- [EJERCICIOS PROPUESTOS]
a. Enumera los títulos de libros que, según el texto sobre Léon Bloy, publicó con regularidad desde su boda en 1889 por ser muy expresivos de su temperamento.
b. Transcribe sin cambios el fragmento del texto sobre Léon Bloy que va desde "Afirmaba Léon Bloy" hasta "y violentas invectivas.", ambos incluidos.

- [FRAGMENTO SELECCIONADO]

El que llora
Léon Bloy amaba a Cristo como lo haría un monje medieval... al que hubiesen expulsado del convento, con esa exasperación del derrotado que sigue amando en la derrota aquello que otros sólo fingen amar en la victoria.
Afirmaba Léon Bloy (18461917) que, cada vez que quería saber las últimas noticias, leía el «Apocalipsis»; por lo que no debe extrañarnos que, en un mundo donde nadie lee el «Apocalipsis», Bloy sea el escritor maldito por excelencia. Y es que Bloy, en verdad, es uno de los escritores más intransigentes, virulentos y desaforados que uno imaginarse pueda; y, por ello mismo, uno de los más apasionantes, cuya escritura nos zarandea sin remilgos con la fuerza brutal de su imaginación paradójica, sus visiones paradisíacas e infernales, sus llantos jeremíacos, sus extemporáneas y violentas invectivas.
Hijo de un ingeniero librepensador y de una piadosísima madre de ascendencia española, Bloy fue en su juventud un furibundo ateo: «Hubo un momento –confiesa– en el cual el odio por Jesús y por su Iglesia fue el único pensamiento de mi intelecto, el único sentimiento de mi corazón». A los 23 años se muda a París, donde trabará amistad con Huysmans y Barbey d’Aurevilly, que lo empujan a la fe.
Sin miramientos
Por supuesto, a su temperamento desmesurado no le bastará con ser un católico modosito: se enamora de Anne-Marie Poullet, una prostituta a la que, después de redimir de su oficio, convertirá al catolicismo; pero Anne-Marie acabará enloqueciendo, entre visiones místicas y apocalípticas. Para salvarse de la quiebra moral, Bloy publica en 1887 su primera novela, Los desesperados, que le granjeará las ojerizas de todos los plumíferos de la época, a los que despelleja sin miramientos. En 1889 se casa con una danesa protestante a la que –¡por supuesto!– también convierte al catolicismo; y desde entonces nunca dejará de publicar con regularidad libros de títulos muy expresivos de su temperamento: Cuentos descorteses, La mujer pobre, La que llora, La sangre del pobre, Exégesis de lugares comunes, El peregrino de lo absoluto o En el umbral del Apocalipsis. Sin olvidarnos, por supuesto, de la que tal vez sea su obra maestra, el Diario que anualmente entregaba a la imprenta.

- [REGISTROS DE DATOS]

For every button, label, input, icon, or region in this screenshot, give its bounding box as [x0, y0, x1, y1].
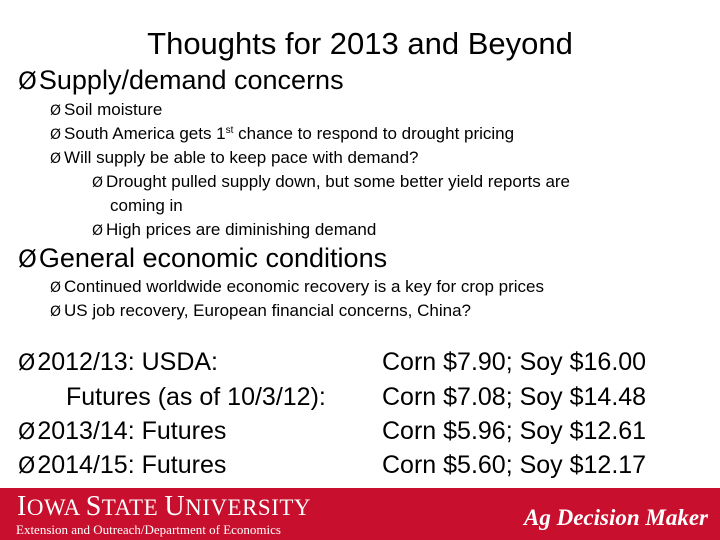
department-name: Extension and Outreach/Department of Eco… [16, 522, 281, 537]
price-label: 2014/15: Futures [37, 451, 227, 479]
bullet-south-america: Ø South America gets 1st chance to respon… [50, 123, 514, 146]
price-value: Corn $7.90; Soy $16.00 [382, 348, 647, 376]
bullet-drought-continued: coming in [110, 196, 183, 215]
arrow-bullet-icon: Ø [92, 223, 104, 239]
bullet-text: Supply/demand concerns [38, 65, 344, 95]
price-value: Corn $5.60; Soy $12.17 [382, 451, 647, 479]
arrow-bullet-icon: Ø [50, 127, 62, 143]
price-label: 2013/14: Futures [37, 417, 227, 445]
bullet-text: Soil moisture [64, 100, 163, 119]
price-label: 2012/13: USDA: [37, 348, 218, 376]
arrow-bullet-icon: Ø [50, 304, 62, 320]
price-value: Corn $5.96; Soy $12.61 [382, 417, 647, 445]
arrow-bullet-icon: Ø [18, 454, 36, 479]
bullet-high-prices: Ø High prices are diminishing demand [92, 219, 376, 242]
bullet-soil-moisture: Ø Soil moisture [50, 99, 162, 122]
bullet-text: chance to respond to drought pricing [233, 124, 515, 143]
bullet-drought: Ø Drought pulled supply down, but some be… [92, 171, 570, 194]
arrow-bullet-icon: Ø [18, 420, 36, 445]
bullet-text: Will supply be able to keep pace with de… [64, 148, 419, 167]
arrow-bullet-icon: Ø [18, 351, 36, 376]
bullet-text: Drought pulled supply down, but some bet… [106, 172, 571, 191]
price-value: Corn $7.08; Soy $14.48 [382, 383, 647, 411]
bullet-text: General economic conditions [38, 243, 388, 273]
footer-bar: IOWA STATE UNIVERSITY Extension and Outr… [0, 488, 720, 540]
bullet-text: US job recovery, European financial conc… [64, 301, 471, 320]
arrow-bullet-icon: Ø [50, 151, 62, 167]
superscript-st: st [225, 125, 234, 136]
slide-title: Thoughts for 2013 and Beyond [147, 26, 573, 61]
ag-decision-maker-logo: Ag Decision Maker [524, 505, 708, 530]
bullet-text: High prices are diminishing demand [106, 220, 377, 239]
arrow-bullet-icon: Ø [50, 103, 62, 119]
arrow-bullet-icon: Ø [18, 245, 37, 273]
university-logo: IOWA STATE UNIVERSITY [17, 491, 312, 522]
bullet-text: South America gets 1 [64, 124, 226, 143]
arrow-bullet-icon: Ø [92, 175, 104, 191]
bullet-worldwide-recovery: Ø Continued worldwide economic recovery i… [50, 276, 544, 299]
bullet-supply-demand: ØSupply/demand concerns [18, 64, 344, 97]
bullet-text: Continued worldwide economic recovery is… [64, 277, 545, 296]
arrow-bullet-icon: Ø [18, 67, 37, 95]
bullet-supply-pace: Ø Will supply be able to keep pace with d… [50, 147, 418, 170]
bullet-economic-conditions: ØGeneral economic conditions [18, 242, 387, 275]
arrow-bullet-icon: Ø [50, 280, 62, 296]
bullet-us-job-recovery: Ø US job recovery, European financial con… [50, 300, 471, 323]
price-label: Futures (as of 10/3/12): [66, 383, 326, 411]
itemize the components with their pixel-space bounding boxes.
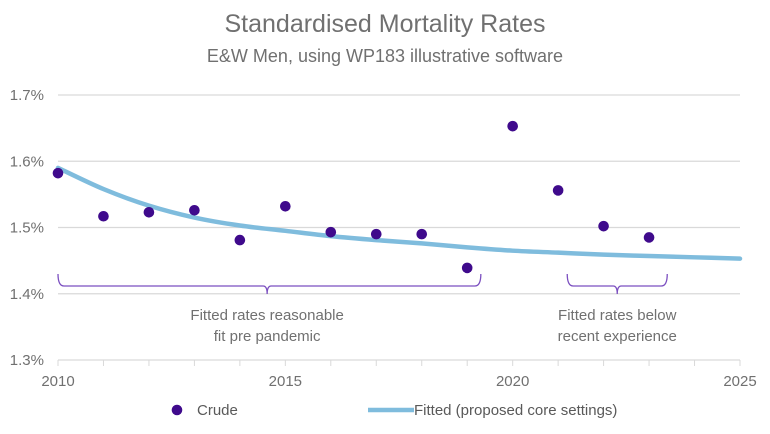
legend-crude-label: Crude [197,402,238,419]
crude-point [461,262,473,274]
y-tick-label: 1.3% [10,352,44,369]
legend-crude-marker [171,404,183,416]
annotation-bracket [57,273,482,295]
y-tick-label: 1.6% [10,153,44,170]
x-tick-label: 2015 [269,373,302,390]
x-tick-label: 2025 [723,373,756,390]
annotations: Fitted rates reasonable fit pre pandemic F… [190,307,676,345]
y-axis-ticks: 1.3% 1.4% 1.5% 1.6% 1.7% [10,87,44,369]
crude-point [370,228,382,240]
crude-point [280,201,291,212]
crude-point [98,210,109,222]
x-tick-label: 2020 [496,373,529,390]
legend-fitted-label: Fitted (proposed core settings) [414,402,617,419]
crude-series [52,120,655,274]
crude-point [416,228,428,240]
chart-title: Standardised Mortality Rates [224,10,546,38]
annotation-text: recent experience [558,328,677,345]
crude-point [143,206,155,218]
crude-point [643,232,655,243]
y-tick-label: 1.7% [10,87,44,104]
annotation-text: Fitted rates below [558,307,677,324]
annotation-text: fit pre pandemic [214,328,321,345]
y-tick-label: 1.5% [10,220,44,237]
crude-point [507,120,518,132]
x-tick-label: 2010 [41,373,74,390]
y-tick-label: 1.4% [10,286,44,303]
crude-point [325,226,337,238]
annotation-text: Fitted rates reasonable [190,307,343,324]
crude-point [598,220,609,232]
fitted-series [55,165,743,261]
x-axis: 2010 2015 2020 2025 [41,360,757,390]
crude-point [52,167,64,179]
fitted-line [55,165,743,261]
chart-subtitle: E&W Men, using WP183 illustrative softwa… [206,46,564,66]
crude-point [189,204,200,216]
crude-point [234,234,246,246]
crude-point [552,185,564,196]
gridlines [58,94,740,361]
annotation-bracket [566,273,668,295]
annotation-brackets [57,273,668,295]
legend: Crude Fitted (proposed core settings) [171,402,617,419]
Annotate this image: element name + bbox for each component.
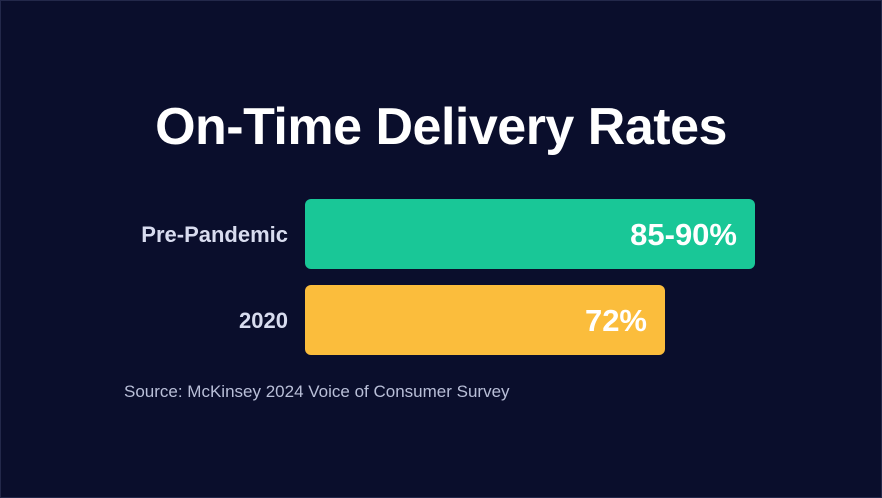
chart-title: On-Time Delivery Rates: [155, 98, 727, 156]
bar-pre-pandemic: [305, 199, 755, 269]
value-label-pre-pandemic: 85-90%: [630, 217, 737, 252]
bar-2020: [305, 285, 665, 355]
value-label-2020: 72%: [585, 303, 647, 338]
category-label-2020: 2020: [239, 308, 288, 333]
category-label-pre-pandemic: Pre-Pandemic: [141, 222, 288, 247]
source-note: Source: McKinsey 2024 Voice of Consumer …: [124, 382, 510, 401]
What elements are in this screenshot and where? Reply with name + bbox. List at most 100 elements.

- [RESPUESTAS POR TAREA]
a. Cuentos descorteses, La mujer pobre, La que llora, La sangre del pobre, Exégesis de lugares comunes, El peregrino de lo absoluto y En el umbral del Apocalipsis.

b.
Afirmaba Léon Bloy (18461917) que, cada vez que quería saber las últimas noticias, leía el «Apocalipsis»; por lo que no debe extrañarnos que, en un mundo donde nadie lee el «Apocalipsis», Bloy sea el escritor maldito por excelencia. Y es que Bloy, en verdad, es uno de los escritores más intransigentes, virulentos y desaforados que uno imaginarse pueda; y, por ello mismo, uno de los más apasionantes, cuya escritura nos zarandea sin remilgos con la fuerza brutal de su imaginación paradójica, sus visiones paradisíacas e infernales, sus llantos jeremíacos, sus extemporáneas y violentas invectivas.